(Stored data)
======
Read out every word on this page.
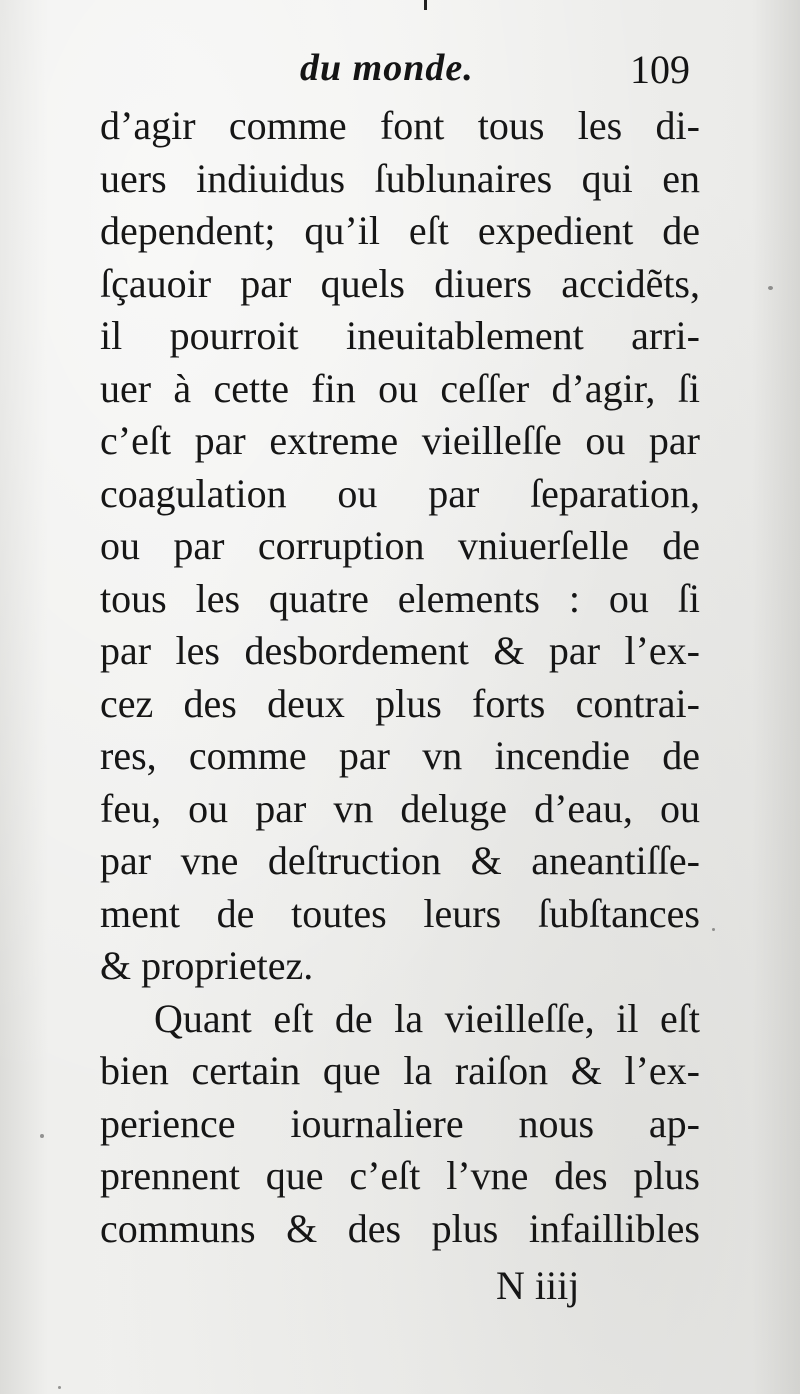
du monde.	109
d’agir comme font tous les di-
uers indiuidus ſublunaires qui en
dependent; qu’il eſt expedient de
ſçauoir par quels diuers accidẽts,
il pourroit ineuitablement arri-
uer à cette fin ou ceſſer d’agir, ſi
c’eſt par extreme vieilleſſe ou par
coagulation ou par ſeparation,
ou par corruption vniuerſelle de
tous les quatre elements : ou ſi
par les desbordement & par l’ex-
cez des deux plus forts contrai-
res, comme par vn incendie de
feu, ou par vn deluge d’eau, ou
par vne deſtruction & aneantiſſe-
ment de toutes leurs ſubſtances
& proprietez.
Quant eſt de la vieilleſſe, il eſt
bien certain que la raiſon & l’ex-
perience iournaliere nous ap-
prennent que c’eſt l’vne des plus
communs & des plus infaillibles
N iiij
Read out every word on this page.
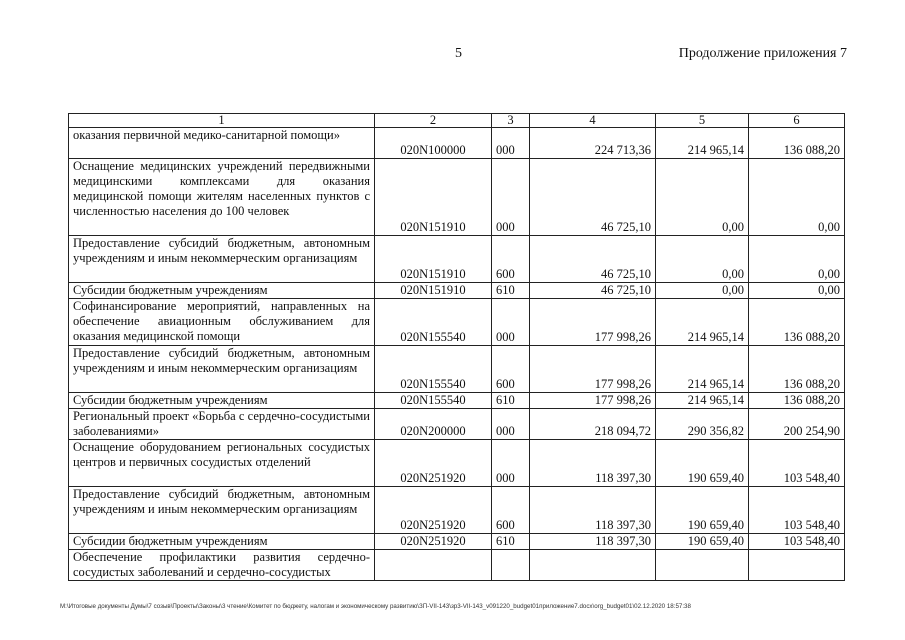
5	Продолжение приложения 7
1	2	3	4	5	6
оказания первичной медико-санитарной помощи»	020N100000	000	224 713,36	214 965,14	136 088,20
Оснащение медицинских учреждений передвижными медицинскими комплексами для оказания медицинской помощи жителям населенных пунктов с численностью населения до 100 человек	020N151910	000	46 725,10	0,00	0,00
Предоставление субсидий бюджетным, автономным учреждениям и иным некоммерческим организациям	020N151910	600	46 725,10	0,00	0,00
Субсидии бюджетным учреждениям	020N151910	610	46 725,10	0,00	0,00
Софинансирование мероприятий, направленных на обеспечение авиационным обслуживанием для оказания медицинской помощи	020N155540	000	177 998,26	214 965,14	136 088,20
Предоставление субсидий бюджетным, автономным учреждениям и иным некоммерческим организациям	020N155540	600	177 998,26	214 965,14	136 088,20
Субсидии бюджетным учреждениям	020N155540	610	177 998,26	214 965,14	136 088,20
Региональный проект «Борьба с сердечно-сосудистыми заболеваниями»	020N200000	000	218 094,72	290 356,82	200 254,90
Оснащение оборудованием региональных сосудистых центров и первичных сосудистых отделений	020N251920	000	118 397,30	190 659,40	103 548,40
Предоставление субсидий бюджетным, автономным учреждениям и иным некоммерческим организациям	020N251920	600	118 397,30	190 659,40	103 548,40
Субсидии бюджетным учреждениям	020N251920	610	118 397,30	190 659,40	103 548,40
Обеспечение профилактики развития сердечно-сосудистых заболеваний и сердечно-сосудистых					
M:\Итоговые документы Думы\7 созыв\Проекты\Законы\3 чтение\Комитет по бюджету, налогам и экономическому развитию\ЗП-VII-143\зр3-VII-143_v091220_budget01приложение7.docx\org_budget01\02.12.2020 18:57:38
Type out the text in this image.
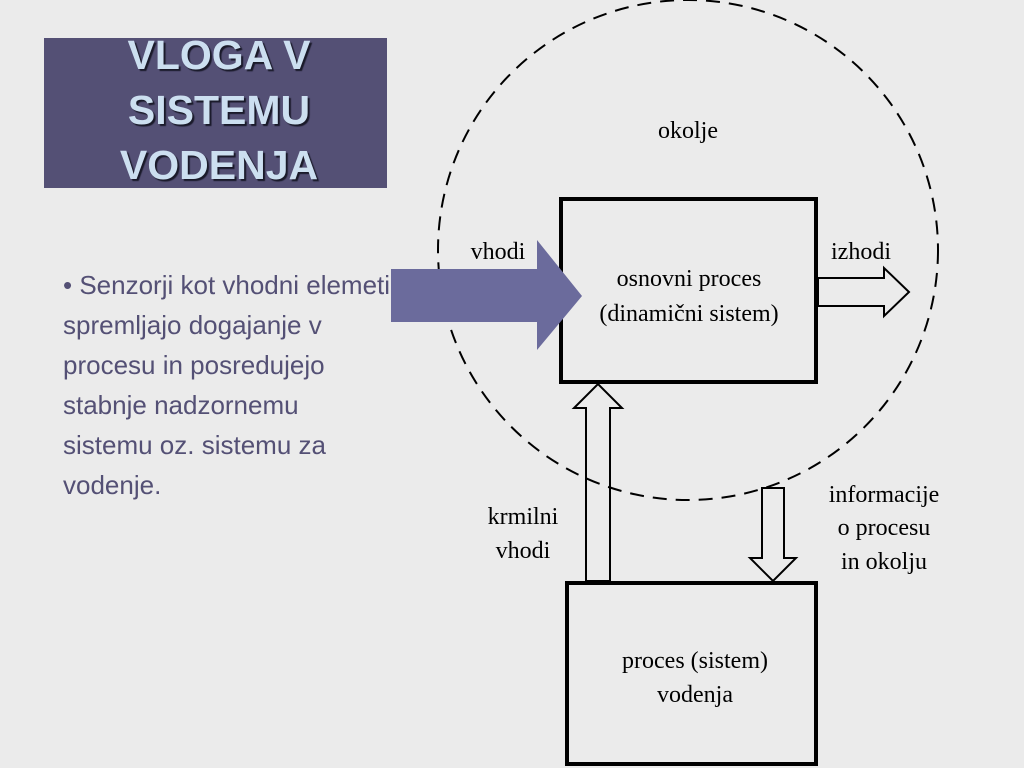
VLOGA V
SISTEMU
VODENJA

• Senzorji kot vhodni elemeti spremljajo dogajanje v procesu in posredujejo stabnje nadzornemu sistemu oz. sistemu za vodenje.

okolje
vhodi	izhodi
osnovni proces
(dinamični sistem)
krmilni
vhodi
informacije
o procesu
in okolju
proces (sistem)
vodenja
======
Reproduce each line word for word and drop the pictures.

→ SOLUTION
Read out every word on this page.
du monde.	109
d’agir comme font tous les di-
uers indiuidus ſublunaires qui en
dependent; qu’il eſt expedient de
ſçauoir par quels diuers accidẽts,
il pourroit ineuitablement arri-
uer à cette fin ou ceſſer d’agir, ſi
c’eſt par extreme vieilleſſe ou par
coagulation ou par ſeparation,
ou par corruption vniuerſelle de
tous les quatre elements : ou ſi
par les desbordement & par l’ex-
cez des deux plus forts contrai-
res, comme par vn incendie de
feu, ou par vn deluge d’eau, ou
par vne deſtruction & aneantiſſe-
ment de toutes leurs ſubſtances
& proprietez.
Quant eſt de la vieilleſſe, il eſt
bien certain que la raiſon & l’ex-
perience iournaliere nous ap-
prennent que c’eſt l’vne des plus
communs & des plus infaillibles
N iiij
Read out every word on this page.
5	Продолжение приложения 7
1	2	3	4	5	6
оказания первичной медико-санитарной помощи»	020N100000	000	224 713,36	214 965,14	136 088,20
Оснащение медицинских учреждений передвижными медицинскими комплексами для оказания медицинской помощи жителям населенных пунктов с численностью населения до 100 человек	020N151910	000	46 725,10	0,00	0,00
Предоставление субсидий бюджетным, автономным учреждениям и иным некоммерческим организациям	020N151910	600	46 725,10	0,00	0,00
Субсидии бюджетным учреждениям	020N151910	610	46 725,10	0,00	0,00
Софинансирование мероприятий, направленных на обеспечение авиационным обслуживанием для оказания медицинской помощи	020N155540	000	177 998,26	214 965,14	136 088,20
Предоставление субсидий бюджетным, автономным учреждениям и иным некоммерческим организациям	020N155540	600	177 998,26	214 965,14	136 088,20
Субсидии бюджетным учреждениям	020N155540	610	177 998,26	214 965,14	136 088,20
Региональный проект «Борьба с сердечно-сосудистыми заболеваниями»	020N200000	000	218 094,72	290 356,82	200 254,90
Оснащение оборудованием региональных сосудистых центров и первичных сосудистых отделений	020N251920	000	118 397,30	190 659,40	103 548,40
Предоставление субсидий бюджетным, автономным учреждениям и иным некоммерческим организациям	020N251920	600	118 397,30	190 659,40	103 548,40
Субсидии бюджетным учреждениям	020N251920	610	118 397,30	190 659,40	103 548,40
Обеспечение профилактики развития сердечно-сосудистых заболеваний и сердечно-сосудистых					
M:\Итоговые документы Думы\7 созыв\Проекты\Законы\3 чтение\Комитет по бюджету, налогам и экономическому развитию\ЗП-VII-143\зр3-VII-143_v091220_budget01приложение7.docx\org_budget01\02.12.2020 18:57:38
Type out the text in this image.
VLOGA V
SISTEMU
VODENJA

• Senzorji kot vhodni elemeti spremljajo dogajanje v procesu in posredujejo stabnje nadzornemu sistemu oz. sistemu za vodenje.

okolje
vhodi	izhodi
osnovni proces
(dinamični sistem)
krmilni
vhodi
informacije
o procesu
in okolju
proces (sistem)
vodenja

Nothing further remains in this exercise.